TASK DATA:
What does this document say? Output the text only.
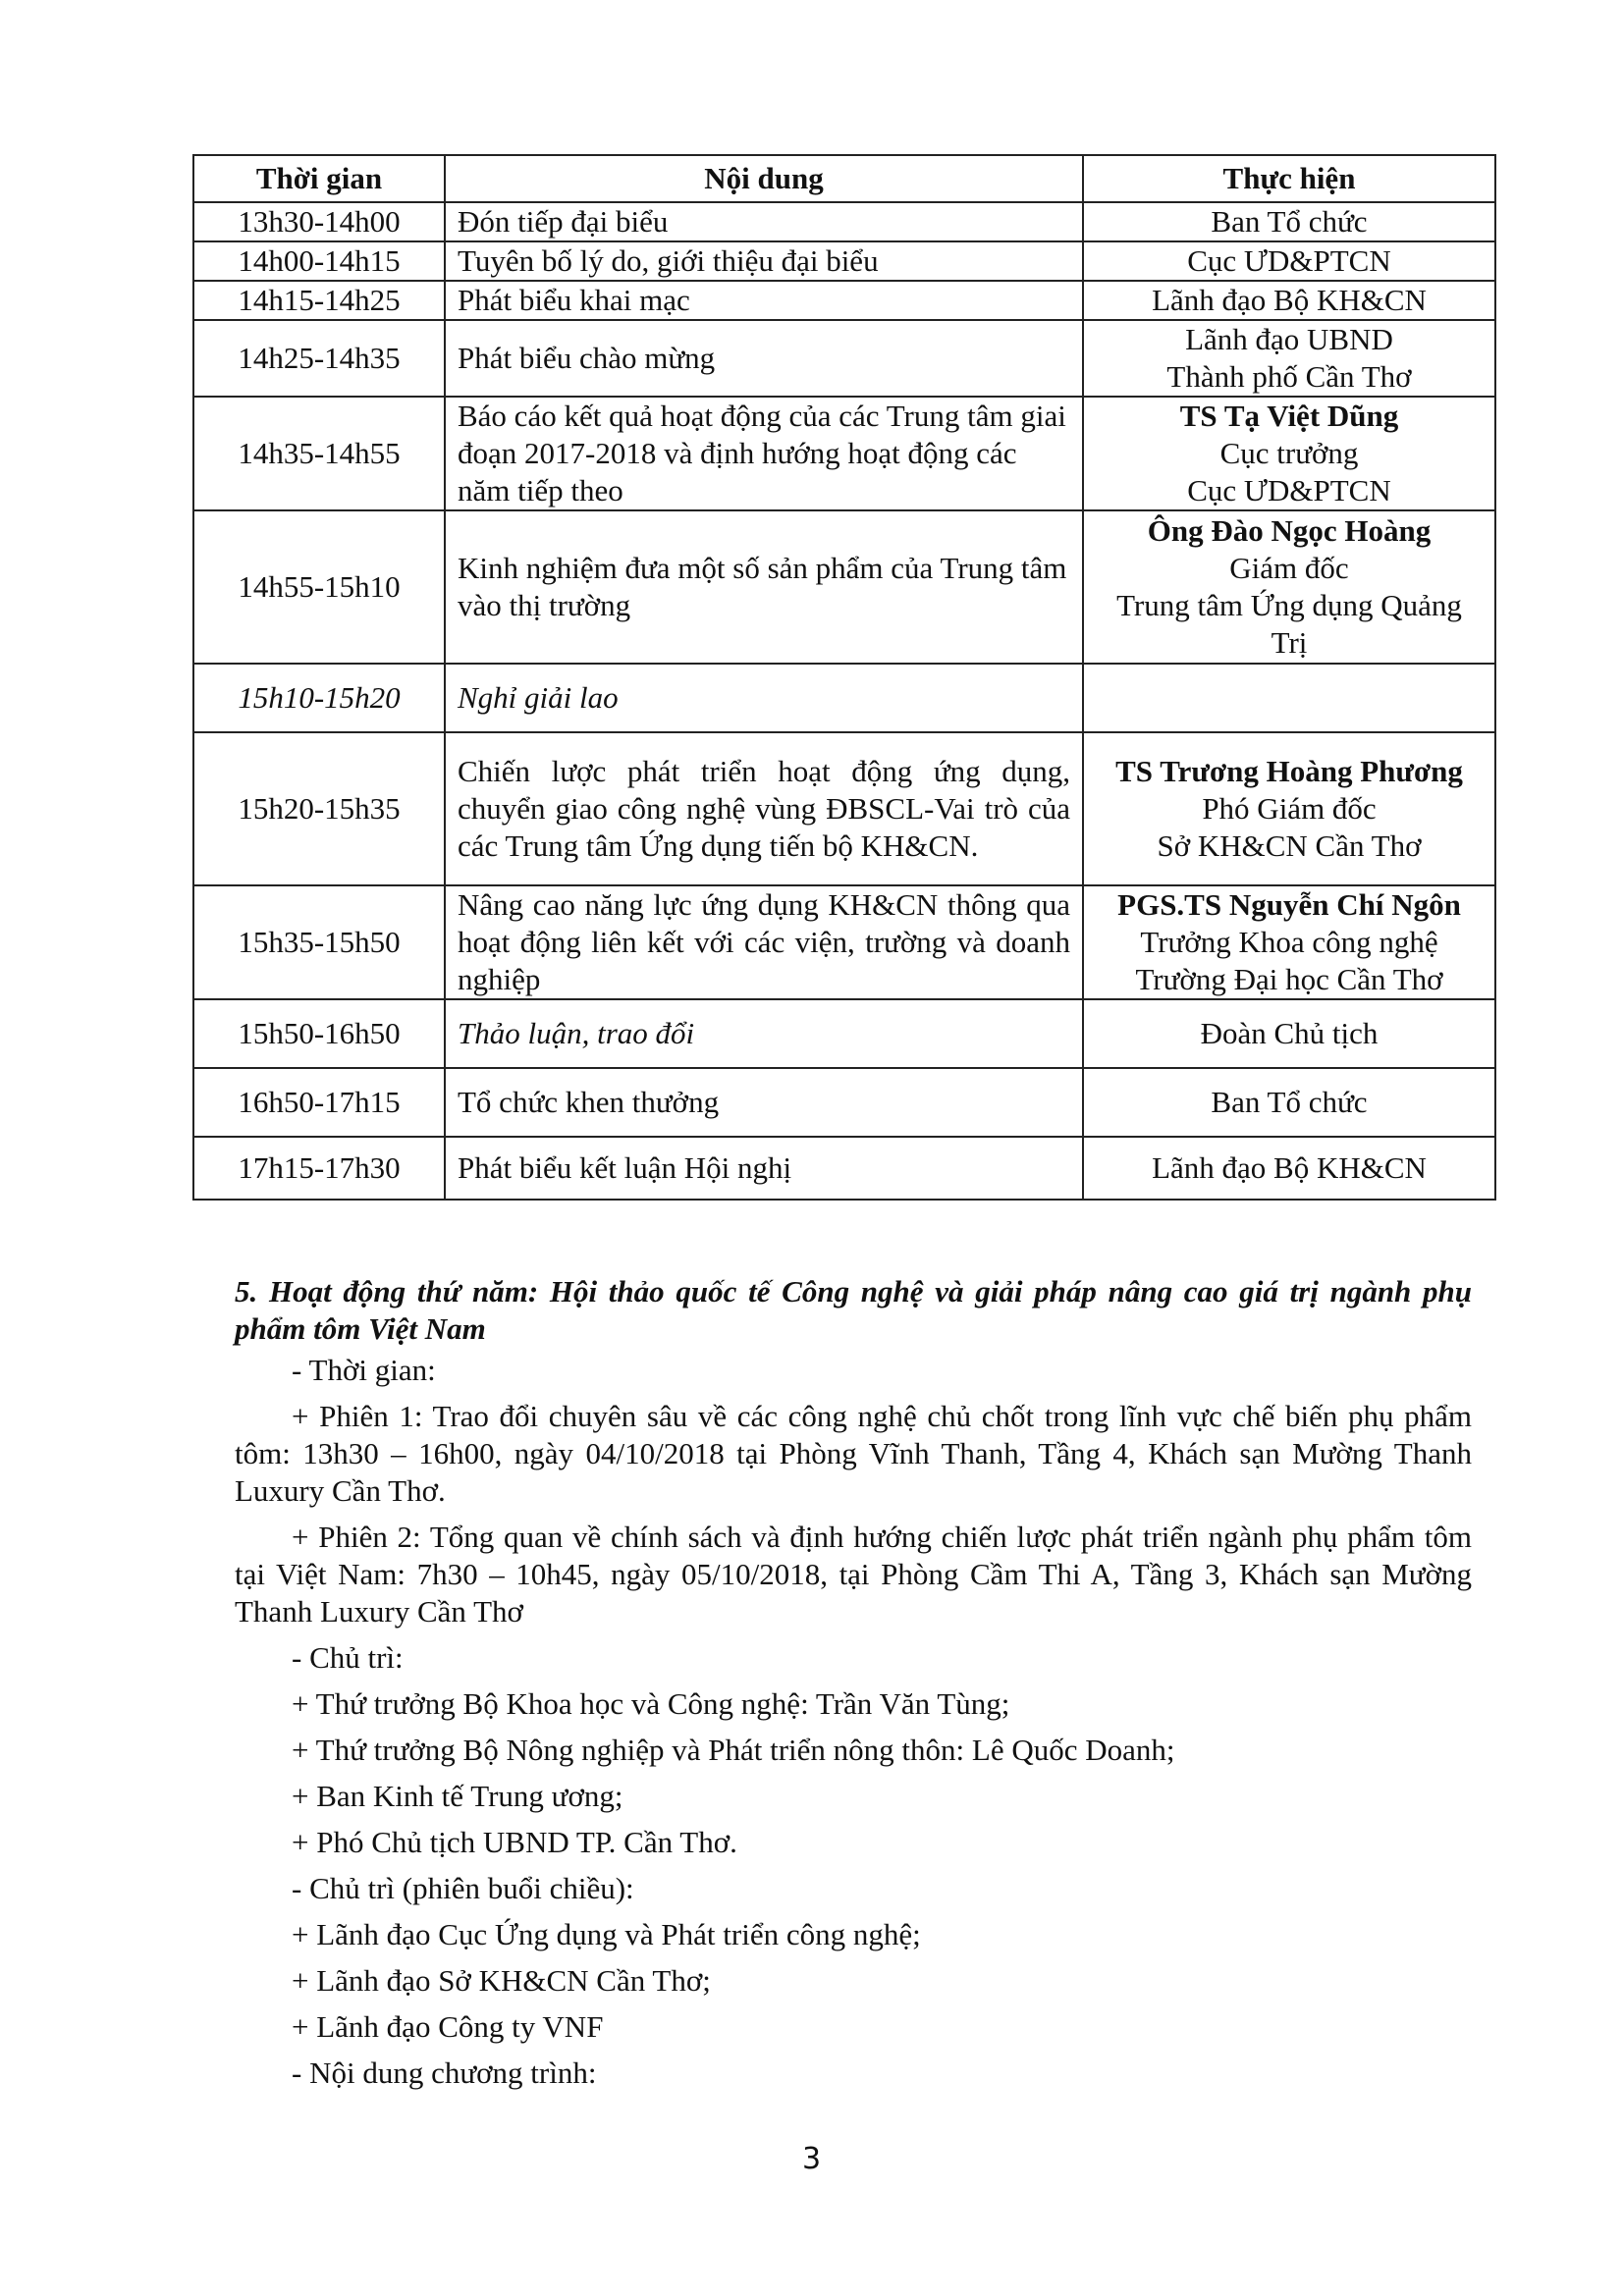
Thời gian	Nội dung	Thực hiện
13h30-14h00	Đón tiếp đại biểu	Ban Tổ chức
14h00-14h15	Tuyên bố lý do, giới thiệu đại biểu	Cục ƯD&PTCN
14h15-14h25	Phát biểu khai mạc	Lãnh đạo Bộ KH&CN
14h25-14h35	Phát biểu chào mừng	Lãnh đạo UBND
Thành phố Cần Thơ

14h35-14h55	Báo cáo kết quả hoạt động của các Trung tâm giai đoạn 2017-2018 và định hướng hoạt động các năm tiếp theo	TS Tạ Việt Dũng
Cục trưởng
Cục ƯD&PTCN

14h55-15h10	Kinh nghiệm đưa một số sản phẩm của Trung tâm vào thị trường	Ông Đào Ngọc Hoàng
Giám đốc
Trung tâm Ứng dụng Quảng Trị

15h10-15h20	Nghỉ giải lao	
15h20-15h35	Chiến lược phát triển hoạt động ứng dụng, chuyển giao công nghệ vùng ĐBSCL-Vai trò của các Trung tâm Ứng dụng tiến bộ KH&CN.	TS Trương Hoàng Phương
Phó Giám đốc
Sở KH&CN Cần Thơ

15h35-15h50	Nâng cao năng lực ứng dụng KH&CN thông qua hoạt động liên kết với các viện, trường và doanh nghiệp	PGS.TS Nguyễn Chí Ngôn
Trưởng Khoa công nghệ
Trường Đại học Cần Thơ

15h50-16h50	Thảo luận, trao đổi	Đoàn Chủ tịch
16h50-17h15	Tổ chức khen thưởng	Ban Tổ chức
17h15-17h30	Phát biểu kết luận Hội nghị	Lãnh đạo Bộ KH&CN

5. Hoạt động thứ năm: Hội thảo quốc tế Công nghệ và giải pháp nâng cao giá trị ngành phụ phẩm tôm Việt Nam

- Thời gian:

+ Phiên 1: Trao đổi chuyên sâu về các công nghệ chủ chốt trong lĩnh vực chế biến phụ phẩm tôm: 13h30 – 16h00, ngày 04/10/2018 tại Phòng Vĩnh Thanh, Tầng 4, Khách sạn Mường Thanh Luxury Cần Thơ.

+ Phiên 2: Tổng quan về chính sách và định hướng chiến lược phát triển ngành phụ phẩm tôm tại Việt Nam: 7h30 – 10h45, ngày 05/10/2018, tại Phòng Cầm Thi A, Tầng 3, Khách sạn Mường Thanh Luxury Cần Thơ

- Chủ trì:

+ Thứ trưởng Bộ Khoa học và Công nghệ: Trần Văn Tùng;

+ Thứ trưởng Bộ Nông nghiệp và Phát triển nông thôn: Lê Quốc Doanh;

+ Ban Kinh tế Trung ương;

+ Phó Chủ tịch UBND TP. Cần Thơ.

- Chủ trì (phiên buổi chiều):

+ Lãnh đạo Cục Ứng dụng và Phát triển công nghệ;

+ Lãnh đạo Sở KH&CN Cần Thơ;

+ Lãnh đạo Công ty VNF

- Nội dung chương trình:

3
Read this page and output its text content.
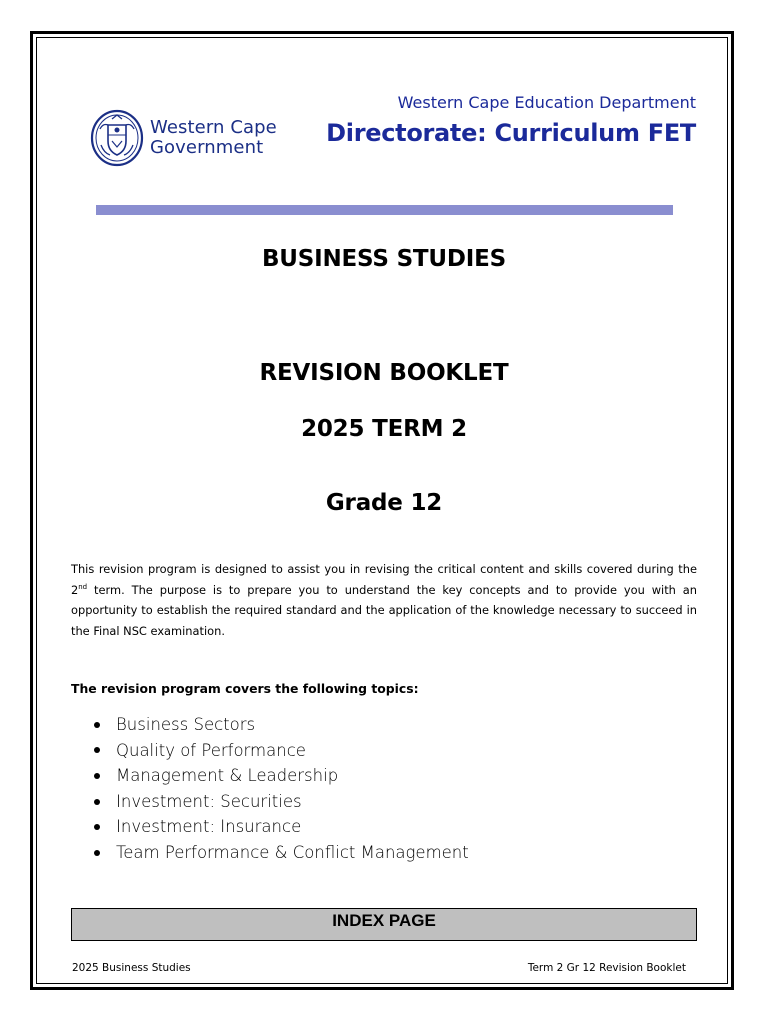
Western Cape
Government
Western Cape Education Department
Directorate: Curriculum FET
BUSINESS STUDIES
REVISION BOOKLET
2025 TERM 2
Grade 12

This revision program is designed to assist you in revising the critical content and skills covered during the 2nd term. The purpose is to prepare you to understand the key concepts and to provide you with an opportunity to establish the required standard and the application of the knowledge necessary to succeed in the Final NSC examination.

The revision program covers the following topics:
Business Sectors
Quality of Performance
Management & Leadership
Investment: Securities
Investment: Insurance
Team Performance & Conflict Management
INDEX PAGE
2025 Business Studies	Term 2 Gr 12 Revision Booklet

YOUR TASK: Extract exactly the lines above from the line containing "Read this page and output its text content." through the last one, both ends included, but not the pictures.

CORRECT RESULT:
Read this page and output its text content.
Western Cape
Government
Western Cape Education Department
Directorate: Curriculum FET
BUSINESS STUDIES
REVISION BOOKLET
2025 TERM 2
Grade 12

This revision program is designed to assist you in revising the critical content and skills covered during the 2nd term. The purpose is to prepare you to understand the key concepts and to provide you with an opportunity to establish the required standard and the application of the knowledge necessary to succeed in the Final NSC examination.

The revision program covers the following topics:
Business Sectors
Quality of Performance
Management & Leadership
Investment: Securities
Investment: Insurance
Team Performance & Conflict Management
INDEX PAGE
2025 Business Studies	Term 2 Gr 12 Revision Booklet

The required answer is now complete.